- Written exercise:
For every line in the data below that contains "credit", copy the line.

Figure record listings:
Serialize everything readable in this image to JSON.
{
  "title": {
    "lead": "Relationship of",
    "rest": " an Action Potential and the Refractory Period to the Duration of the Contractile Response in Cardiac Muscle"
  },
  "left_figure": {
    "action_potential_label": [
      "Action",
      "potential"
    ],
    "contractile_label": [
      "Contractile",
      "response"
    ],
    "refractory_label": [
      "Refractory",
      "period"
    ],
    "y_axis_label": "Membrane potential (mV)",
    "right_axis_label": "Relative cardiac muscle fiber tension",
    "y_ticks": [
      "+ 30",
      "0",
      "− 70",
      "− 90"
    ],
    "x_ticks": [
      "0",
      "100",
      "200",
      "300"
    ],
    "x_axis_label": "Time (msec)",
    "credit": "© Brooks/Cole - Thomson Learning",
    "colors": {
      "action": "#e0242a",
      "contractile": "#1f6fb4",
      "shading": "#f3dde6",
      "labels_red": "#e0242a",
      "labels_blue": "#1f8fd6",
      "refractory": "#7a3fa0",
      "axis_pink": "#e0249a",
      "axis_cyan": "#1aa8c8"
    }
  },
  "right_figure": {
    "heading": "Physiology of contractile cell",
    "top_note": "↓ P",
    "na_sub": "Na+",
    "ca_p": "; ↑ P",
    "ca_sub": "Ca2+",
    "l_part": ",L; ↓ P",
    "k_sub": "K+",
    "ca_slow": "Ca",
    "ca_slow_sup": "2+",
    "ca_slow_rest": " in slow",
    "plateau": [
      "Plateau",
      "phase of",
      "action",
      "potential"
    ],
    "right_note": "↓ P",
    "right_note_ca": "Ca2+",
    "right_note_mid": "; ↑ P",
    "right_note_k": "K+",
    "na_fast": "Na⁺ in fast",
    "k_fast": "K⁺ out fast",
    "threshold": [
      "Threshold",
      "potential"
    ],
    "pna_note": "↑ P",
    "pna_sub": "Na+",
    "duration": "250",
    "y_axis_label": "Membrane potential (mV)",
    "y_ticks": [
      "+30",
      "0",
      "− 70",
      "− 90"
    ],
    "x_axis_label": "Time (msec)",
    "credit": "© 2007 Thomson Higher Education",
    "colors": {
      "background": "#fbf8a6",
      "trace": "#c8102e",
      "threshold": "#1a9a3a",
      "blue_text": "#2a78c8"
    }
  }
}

- Expected answer:
    "credit": "© Brooks/Cole - Thomson Learning",
    "credit": "© 2007 Thomson Higher Education",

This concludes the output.